Task goal: Find how many lines hold the word "financial". Give only the number.

- - -

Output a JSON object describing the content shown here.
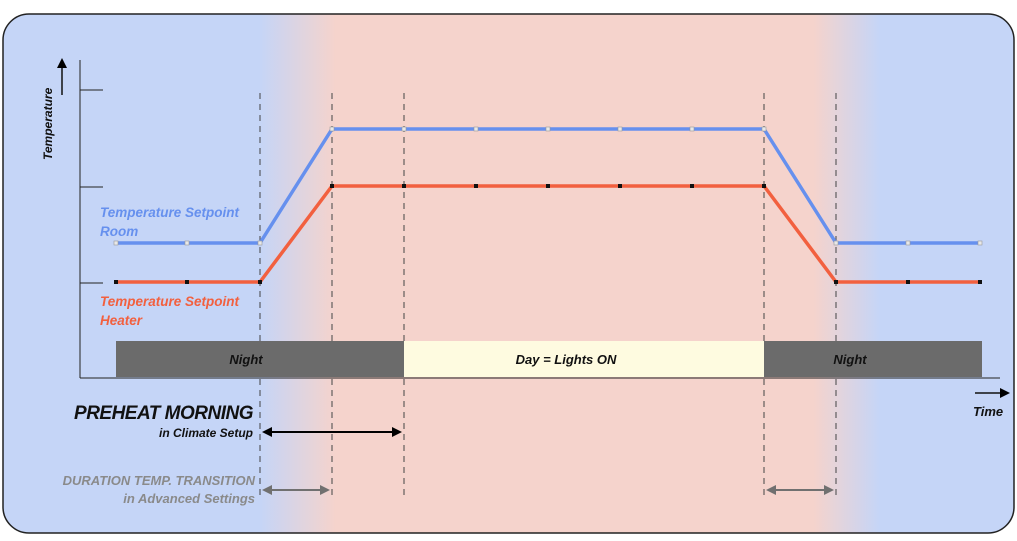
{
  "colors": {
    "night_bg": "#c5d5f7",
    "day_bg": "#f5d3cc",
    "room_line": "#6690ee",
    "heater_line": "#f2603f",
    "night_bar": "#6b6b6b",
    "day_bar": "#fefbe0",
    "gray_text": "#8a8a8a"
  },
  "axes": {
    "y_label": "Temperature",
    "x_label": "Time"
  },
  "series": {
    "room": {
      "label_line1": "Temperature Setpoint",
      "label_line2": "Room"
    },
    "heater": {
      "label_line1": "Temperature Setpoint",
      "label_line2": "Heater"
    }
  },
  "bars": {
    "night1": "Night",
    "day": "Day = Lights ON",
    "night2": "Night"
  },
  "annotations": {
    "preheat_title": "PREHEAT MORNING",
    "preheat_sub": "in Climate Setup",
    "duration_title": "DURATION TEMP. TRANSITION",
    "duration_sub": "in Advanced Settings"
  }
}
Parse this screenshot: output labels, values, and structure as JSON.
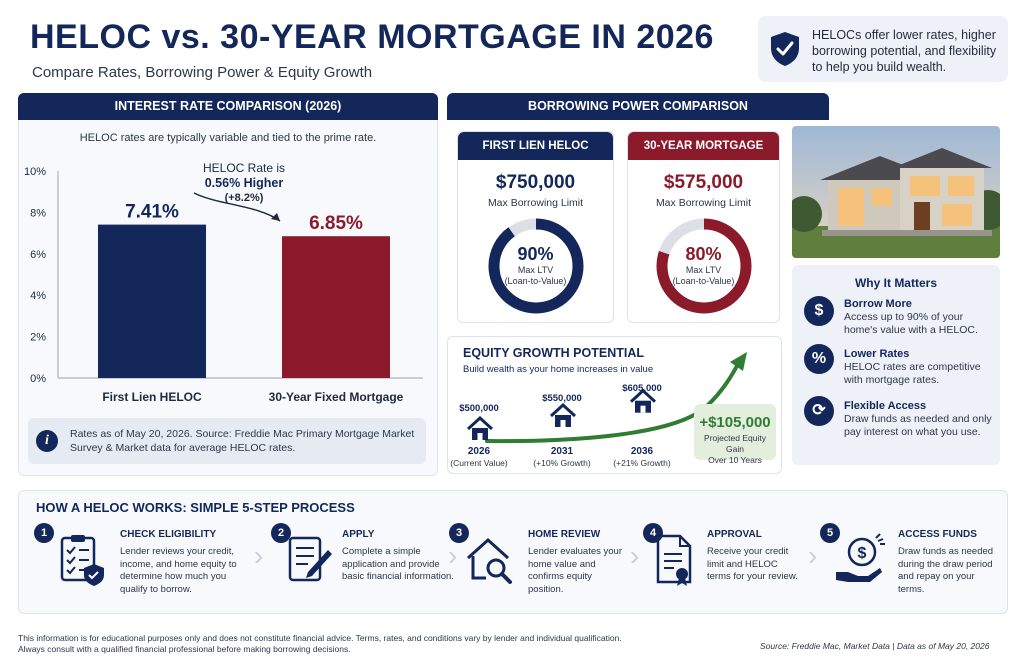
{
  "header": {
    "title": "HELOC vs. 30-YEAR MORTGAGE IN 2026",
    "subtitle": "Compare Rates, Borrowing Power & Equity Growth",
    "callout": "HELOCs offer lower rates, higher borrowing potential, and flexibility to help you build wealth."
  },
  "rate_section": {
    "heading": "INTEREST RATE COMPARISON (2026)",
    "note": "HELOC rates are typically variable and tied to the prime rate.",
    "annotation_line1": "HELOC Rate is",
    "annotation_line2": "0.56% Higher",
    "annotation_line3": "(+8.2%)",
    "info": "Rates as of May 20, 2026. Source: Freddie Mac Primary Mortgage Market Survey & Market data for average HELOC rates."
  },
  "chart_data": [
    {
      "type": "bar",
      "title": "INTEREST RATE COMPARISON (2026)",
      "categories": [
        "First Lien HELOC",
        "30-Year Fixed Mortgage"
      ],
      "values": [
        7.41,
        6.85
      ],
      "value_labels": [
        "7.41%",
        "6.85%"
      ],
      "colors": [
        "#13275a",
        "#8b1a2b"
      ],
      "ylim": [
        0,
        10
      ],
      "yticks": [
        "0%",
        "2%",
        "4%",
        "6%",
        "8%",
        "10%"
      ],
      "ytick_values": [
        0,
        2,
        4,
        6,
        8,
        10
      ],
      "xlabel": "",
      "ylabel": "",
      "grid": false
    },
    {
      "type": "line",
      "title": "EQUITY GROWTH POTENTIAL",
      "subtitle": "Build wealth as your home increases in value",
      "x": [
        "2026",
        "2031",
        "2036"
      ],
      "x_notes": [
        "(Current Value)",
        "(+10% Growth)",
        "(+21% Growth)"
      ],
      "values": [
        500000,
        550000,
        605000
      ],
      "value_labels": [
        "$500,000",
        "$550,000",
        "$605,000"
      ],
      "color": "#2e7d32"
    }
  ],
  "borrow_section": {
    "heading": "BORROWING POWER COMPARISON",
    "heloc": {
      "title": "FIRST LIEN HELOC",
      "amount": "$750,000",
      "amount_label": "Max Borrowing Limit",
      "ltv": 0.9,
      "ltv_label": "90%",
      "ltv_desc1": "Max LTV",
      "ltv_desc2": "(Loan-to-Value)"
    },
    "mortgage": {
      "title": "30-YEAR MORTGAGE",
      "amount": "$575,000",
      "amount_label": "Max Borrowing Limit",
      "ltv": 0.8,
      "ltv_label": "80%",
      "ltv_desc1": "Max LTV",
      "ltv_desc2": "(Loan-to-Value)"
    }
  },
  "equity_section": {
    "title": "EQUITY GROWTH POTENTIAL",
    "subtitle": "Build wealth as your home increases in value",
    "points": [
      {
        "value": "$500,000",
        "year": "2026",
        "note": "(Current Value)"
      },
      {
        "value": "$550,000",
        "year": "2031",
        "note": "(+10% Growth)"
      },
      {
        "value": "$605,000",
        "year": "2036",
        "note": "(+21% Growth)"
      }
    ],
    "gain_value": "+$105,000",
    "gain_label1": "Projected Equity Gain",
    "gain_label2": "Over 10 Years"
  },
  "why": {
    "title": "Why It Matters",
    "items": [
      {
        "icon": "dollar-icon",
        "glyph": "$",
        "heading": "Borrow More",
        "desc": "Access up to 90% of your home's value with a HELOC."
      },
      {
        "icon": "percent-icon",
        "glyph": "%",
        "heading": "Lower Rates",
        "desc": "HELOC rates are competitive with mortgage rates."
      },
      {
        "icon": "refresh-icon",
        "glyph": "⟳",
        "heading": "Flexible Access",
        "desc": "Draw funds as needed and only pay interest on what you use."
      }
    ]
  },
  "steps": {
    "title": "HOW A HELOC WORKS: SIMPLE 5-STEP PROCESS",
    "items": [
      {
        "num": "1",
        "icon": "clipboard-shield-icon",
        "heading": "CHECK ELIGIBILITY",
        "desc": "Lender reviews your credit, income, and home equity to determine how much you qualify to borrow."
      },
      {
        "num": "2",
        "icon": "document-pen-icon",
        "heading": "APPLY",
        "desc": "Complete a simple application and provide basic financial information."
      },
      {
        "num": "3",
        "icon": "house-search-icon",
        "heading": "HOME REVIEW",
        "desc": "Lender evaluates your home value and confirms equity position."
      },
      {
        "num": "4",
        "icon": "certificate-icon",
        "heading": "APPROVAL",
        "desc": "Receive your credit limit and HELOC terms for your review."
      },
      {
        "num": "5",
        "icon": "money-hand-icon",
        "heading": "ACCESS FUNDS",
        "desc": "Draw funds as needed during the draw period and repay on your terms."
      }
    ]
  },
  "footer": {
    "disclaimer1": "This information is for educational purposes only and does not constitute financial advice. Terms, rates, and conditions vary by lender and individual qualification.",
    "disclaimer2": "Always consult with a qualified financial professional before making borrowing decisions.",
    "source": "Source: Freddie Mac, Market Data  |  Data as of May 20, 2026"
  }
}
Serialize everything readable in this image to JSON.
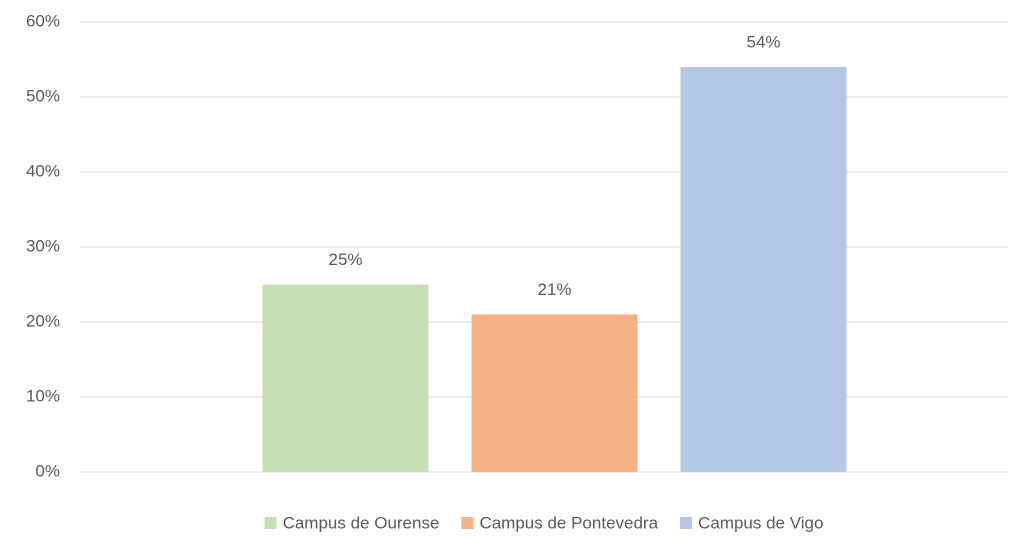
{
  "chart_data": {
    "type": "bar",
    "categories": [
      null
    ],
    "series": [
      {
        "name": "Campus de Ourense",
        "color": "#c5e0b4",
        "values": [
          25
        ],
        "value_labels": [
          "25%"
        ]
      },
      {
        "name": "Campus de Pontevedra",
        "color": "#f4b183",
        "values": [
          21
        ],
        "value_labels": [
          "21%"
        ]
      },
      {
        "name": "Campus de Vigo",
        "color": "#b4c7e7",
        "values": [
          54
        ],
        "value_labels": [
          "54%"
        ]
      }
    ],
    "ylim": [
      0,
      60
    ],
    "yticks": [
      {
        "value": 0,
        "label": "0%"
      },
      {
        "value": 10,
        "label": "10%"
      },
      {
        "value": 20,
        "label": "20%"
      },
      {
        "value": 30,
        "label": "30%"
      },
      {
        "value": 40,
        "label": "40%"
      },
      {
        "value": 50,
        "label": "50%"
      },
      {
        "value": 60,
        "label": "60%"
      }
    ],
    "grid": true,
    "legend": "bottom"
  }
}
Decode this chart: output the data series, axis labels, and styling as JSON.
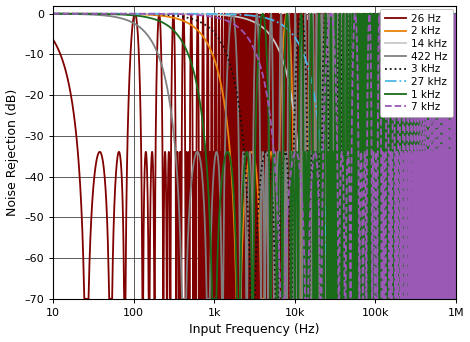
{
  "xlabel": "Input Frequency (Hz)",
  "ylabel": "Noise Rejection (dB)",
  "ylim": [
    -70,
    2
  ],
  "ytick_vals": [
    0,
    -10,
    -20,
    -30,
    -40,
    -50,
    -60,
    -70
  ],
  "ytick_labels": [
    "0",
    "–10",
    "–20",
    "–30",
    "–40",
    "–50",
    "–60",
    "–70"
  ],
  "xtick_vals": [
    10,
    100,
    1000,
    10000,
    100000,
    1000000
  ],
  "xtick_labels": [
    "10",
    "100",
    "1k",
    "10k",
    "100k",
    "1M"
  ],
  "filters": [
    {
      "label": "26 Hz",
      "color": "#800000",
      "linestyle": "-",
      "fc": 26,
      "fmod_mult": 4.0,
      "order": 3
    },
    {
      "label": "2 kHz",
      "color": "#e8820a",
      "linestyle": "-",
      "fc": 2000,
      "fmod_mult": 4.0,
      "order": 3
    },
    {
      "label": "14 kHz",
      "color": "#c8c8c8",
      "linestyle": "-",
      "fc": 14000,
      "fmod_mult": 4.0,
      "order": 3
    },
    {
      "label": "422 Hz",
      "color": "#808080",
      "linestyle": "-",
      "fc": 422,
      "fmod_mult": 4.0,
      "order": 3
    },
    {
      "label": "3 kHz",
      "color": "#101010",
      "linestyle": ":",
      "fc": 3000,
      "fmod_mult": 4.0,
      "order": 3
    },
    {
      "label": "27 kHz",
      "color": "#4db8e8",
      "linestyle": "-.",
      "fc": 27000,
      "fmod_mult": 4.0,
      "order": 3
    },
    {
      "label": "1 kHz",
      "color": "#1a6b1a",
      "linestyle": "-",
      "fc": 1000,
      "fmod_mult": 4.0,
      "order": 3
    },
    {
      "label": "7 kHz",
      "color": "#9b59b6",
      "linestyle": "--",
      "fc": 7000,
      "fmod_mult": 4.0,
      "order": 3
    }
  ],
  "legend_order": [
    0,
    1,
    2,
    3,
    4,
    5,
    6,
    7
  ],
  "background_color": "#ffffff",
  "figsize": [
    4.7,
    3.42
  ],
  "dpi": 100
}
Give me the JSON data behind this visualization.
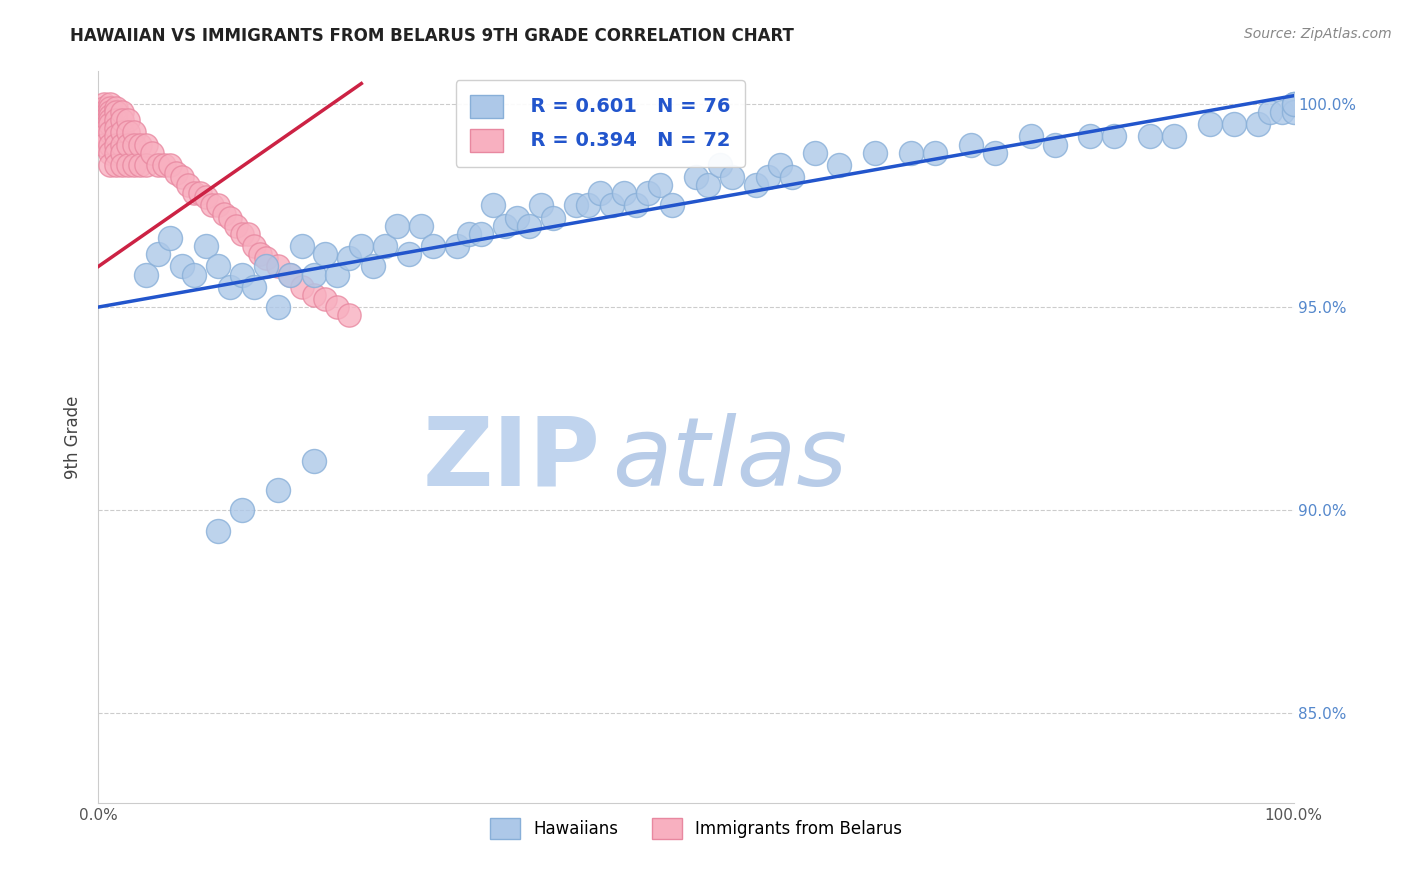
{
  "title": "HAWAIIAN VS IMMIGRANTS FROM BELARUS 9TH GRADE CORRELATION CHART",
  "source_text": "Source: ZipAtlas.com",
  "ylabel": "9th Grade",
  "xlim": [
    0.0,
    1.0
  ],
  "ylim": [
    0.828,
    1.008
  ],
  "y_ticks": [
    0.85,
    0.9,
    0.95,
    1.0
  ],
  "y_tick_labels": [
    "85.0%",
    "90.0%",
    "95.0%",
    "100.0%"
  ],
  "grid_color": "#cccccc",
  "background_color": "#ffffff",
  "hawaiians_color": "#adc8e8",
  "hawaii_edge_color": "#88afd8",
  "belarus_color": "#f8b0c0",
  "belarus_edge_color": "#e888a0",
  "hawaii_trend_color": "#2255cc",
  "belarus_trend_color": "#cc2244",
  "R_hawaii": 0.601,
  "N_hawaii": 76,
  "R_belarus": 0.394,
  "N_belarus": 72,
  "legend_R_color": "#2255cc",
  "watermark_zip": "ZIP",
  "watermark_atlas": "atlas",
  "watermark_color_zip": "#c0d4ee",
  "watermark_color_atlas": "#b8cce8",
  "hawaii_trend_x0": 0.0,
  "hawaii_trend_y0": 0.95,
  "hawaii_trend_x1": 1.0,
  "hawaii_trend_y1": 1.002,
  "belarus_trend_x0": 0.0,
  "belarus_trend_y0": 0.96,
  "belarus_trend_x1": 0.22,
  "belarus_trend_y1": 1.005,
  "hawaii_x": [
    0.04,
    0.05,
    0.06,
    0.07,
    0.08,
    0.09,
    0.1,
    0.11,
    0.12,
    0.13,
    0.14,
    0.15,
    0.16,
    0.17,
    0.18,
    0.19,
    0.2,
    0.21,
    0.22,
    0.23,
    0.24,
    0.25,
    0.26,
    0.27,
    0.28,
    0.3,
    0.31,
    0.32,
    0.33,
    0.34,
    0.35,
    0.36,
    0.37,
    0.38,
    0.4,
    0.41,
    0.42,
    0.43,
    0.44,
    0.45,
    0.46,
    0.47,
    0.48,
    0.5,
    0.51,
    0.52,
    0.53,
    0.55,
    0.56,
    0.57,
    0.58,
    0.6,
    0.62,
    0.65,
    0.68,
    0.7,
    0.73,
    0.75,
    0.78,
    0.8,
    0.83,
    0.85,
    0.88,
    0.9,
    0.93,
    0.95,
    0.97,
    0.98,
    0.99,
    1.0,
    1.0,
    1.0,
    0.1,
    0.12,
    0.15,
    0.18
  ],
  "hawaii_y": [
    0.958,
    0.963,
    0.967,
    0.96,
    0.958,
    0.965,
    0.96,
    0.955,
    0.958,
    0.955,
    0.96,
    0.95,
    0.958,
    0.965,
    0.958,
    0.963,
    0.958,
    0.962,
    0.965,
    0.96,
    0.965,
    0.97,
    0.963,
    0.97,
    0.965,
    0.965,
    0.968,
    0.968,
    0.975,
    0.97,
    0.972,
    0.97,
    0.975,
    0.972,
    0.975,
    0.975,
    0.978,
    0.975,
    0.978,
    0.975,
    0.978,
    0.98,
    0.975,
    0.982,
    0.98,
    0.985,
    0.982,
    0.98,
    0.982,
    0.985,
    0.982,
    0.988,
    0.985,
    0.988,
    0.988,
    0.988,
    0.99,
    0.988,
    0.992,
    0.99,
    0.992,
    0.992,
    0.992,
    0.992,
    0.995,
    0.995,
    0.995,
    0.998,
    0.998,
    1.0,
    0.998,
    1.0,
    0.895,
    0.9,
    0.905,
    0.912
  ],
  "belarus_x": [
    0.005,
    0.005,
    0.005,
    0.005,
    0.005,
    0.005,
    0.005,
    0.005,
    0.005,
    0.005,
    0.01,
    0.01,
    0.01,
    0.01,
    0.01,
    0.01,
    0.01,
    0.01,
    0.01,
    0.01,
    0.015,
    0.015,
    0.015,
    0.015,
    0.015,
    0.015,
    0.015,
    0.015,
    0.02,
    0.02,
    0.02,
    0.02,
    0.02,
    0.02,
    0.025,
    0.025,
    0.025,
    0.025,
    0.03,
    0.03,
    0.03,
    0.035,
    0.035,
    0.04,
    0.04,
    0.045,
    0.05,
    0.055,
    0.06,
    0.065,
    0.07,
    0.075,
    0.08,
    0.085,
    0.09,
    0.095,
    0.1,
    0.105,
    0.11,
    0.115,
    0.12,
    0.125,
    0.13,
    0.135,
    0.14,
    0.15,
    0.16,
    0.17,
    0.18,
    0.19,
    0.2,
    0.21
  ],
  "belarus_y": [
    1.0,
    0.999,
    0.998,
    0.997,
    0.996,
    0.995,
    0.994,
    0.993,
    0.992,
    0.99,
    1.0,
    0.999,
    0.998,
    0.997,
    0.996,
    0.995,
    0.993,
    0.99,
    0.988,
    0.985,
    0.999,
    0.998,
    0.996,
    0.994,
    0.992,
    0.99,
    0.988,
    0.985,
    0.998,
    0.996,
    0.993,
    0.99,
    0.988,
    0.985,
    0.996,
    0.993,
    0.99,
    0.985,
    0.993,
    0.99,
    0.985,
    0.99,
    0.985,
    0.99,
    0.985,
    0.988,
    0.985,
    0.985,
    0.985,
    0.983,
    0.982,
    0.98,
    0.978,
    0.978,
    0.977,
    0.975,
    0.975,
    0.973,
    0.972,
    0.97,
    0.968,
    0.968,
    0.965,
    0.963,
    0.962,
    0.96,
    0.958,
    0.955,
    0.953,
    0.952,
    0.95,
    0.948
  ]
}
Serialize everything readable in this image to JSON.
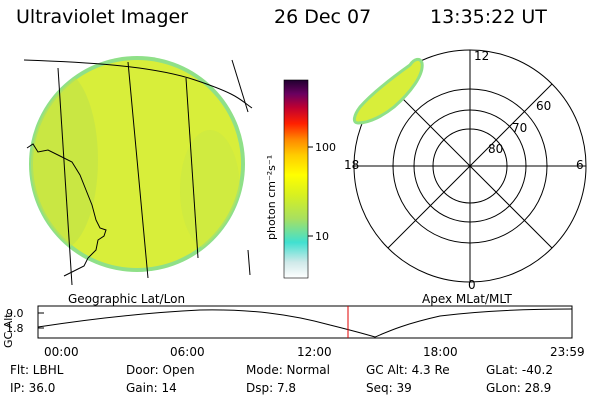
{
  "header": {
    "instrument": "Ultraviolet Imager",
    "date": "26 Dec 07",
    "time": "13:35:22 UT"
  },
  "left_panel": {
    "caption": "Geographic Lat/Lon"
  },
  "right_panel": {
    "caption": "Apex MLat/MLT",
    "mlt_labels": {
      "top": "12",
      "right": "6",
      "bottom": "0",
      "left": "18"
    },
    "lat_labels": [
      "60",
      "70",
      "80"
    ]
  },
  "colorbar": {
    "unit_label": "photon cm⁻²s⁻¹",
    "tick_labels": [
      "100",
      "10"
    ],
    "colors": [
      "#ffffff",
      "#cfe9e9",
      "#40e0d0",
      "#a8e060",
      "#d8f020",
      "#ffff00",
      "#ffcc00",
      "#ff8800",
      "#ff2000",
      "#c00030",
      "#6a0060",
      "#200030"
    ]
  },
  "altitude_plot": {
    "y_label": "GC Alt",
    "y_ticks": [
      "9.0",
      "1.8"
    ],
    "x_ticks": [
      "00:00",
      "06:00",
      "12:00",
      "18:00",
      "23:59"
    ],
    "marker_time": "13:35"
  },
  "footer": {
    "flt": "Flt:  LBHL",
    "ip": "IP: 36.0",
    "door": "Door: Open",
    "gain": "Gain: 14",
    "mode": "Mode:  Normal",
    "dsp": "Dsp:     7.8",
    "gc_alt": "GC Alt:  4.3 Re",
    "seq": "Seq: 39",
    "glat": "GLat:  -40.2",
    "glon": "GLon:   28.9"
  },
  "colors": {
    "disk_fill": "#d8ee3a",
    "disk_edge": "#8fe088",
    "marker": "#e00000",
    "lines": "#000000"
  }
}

- - -

Problem solution: 3